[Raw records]
>>>>>
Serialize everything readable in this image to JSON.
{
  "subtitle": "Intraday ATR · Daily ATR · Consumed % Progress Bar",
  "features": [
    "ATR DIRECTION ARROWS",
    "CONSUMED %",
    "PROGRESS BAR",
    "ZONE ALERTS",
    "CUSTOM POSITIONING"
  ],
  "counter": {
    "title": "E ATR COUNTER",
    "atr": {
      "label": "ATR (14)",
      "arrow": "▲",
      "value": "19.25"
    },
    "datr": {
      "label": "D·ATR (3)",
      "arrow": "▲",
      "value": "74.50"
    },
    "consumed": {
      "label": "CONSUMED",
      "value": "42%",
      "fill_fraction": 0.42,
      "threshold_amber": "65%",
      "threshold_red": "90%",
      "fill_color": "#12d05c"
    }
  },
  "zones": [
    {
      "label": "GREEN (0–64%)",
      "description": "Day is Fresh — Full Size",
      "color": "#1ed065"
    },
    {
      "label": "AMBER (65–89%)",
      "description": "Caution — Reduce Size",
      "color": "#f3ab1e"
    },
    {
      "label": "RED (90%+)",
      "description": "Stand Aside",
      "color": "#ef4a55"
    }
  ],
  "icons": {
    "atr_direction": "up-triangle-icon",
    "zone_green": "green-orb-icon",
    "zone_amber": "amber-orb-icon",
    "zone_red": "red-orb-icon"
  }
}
<<<<<
Count the lines in the entries that hold the word "label", and give nothing but the total.

## THE ANSWER
6